**Task instructions**
Find all lines in the listing that include the word "lower", then copy them.

* Begin Exercise material *

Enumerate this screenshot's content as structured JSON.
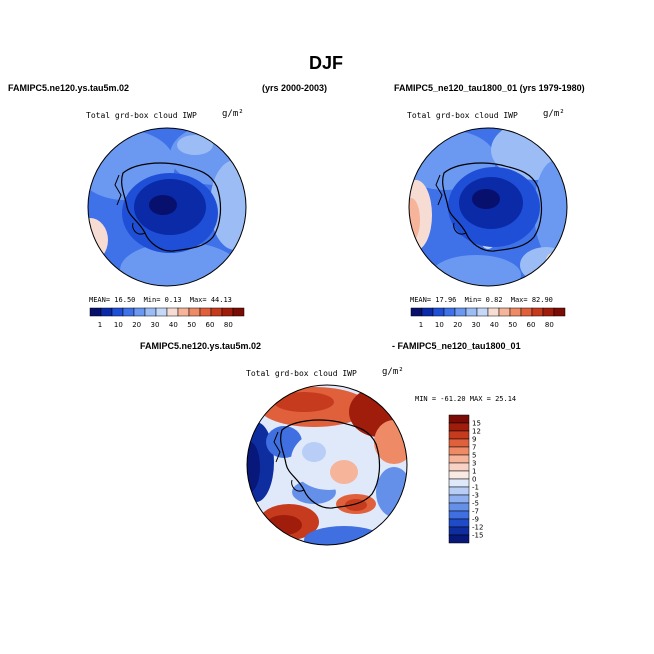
{
  "page": {
    "title": "DJF",
    "left_header": "FAMIPC5.ne120.ys.tau5m.02",
    "left_years": "(yrs 2000-2003)",
    "right_header": "FAMIPC5_ne120_tau1800_01 (yrs 1979-1980)",
    "diff_header_left": "FAMIPC5.ne120.ys.tau5m.02",
    "diff_header_right": "- FAMIPC5_ne120_tau1800_01"
  },
  "panels": {
    "left": {
      "var_label": "Total grd-box cloud IWP",
      "units": "g/m²",
      "stats": {
        "mean_label": "MEAN=",
        "mean": "16.50",
        "min_label": "Min=",
        "min": "0.13",
        "max_label": "Max=",
        "max": "44.13"
      }
    },
    "right": {
      "var_label": "Total grd-box cloud IWP",
      "units": "g/m²",
      "stats": {
        "mean_label": "MEAN=",
        "mean": "17.96",
        "min_label": "Min=",
        "min": "0.82",
        "max_label": "Max=",
        "max": "82.90"
      }
    },
    "diff": {
      "var_label": "Total grd-box cloud IWP",
      "units": "g/m²",
      "minmax": "MIN = -61.20 MAX =  25.14"
    }
  },
  "colorbar_abs": {
    "labels": [
      "1",
      "10",
      "20",
      "30",
      "40",
      "50",
      "60",
      "80"
    ],
    "colors": [
      "#08106e",
      "#0a2aa8",
      "#1f4fd6",
      "#3f72e8",
      "#6b98f0",
      "#9cbcf5",
      "#c6d8f7",
      "#f6dcd2",
      "#f6b49a",
      "#ee8a66",
      "#e0603c",
      "#c63b1e",
      "#a01d0c",
      "#7a0c05"
    ]
  },
  "colorbar_diff": {
    "labels": [
      "15",
      "12",
      "9",
      "7",
      "5",
      "3",
      "1",
      "0",
      "-1",
      "-3",
      "-5",
      "-7",
      "-9",
      "-12",
      "-15"
    ],
    "colors": [
      "#7a0c05",
      "#a01d0c",
      "#c63b1e",
      "#e0603c",
      "#ee8a66",
      "#f6b49a",
      "#f8d2c4",
      "#faeae4",
      "#dfe9fa",
      "#b8cef6",
      "#8fb0f0",
      "#6590ea",
      "#3f6fe0",
      "#1f4bc8",
      "#0e2ea0",
      "#08177a"
    ]
  }
}
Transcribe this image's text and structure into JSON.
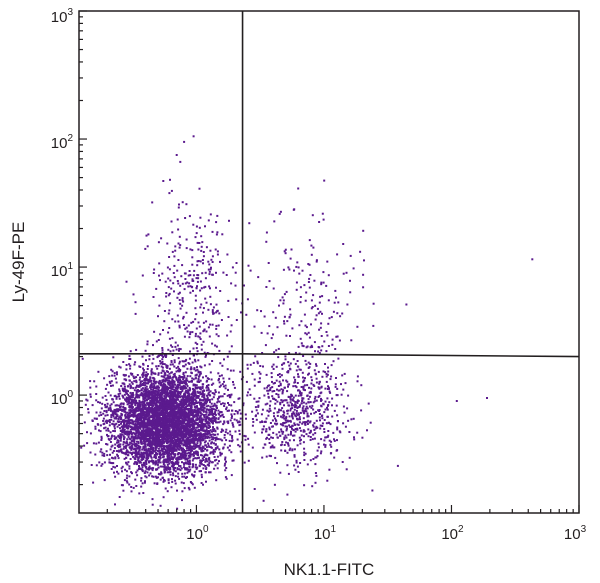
{
  "chart_data": {
    "type": "scatter",
    "xlabel": "NK1.1-FITC",
    "ylabel": "Ly-49F-PE",
    "xscale": "log",
    "yscale": "log",
    "xlim": [
      0.12,
      1000
    ],
    "ylim": [
      0.12,
      1000
    ],
    "x_ticks": [
      {
        "base": "10",
        "exp": "0",
        "value": 1
      },
      {
        "base": "10",
        "exp": "1",
        "value": 10
      },
      {
        "base": "10",
        "exp": "2",
        "value": 100
      },
      {
        "base": "10",
        "exp": "3",
        "value": 1000
      }
    ],
    "y_ticks": [
      {
        "base": "10",
        "exp": "0",
        "value": 1
      },
      {
        "base": "10",
        "exp": "1",
        "value": 10
      },
      {
        "base": "10",
        "exp": "2",
        "value": 100
      },
      {
        "base": "10",
        "exp": "3",
        "value": 1000
      }
    ],
    "grid": false,
    "legend": "none",
    "point_color": "#5b1a8e",
    "quadrant_gates": {
      "x": 2.3,
      "y_left": 2.1,
      "y_right": 2.0,
      "color": "#231f20"
    },
    "populations": [
      {
        "region": "lower-left",
        "center": [
          0.58,
          0.62
        ],
        "spread_decades": [
          0.22,
          0.2
        ],
        "count": 5200
      },
      {
        "region": "lower-right",
        "center": [
          6.0,
          0.75
        ],
        "spread_decades": [
          0.2,
          0.22
        ],
        "count": 700
      },
      {
        "region": "upper-left",
        "center": [
          0.95,
          6.0
        ],
        "spread_decades": [
          0.18,
          0.35
        ],
        "count": 330
      },
      {
        "region": "upper-right",
        "center": [
          7.0,
          5.0
        ],
        "spread_decades": [
          0.22,
          0.3
        ],
        "count": 180
      }
    ],
    "outliers": [
      [
        0.8,
        95
      ],
      [
        0.95,
        105
      ],
      [
        0.7,
        75
      ],
      [
        0.62,
        48
      ],
      [
        0.55,
        47
      ],
      [
        430,
        11.5
      ],
      [
        110,
        0.9
      ],
      [
        190,
        0.95
      ],
      [
        38,
        0.28
      ],
      [
        24,
        0.18
      ],
      [
        0.23,
        0.14
      ],
      [
        5.8,
        28
      ],
      [
        4.5,
        26
      ],
      [
        4.6,
        27
      ],
      [
        2.6,
        22
      ],
      [
        0.42,
        18
      ],
      [
        0.45,
        32
      ],
      [
        1.8,
        23
      ]
    ]
  }
}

* End Exercise material *

**Correct answer**
        "region": "lower-left",
        "region": "lower-right",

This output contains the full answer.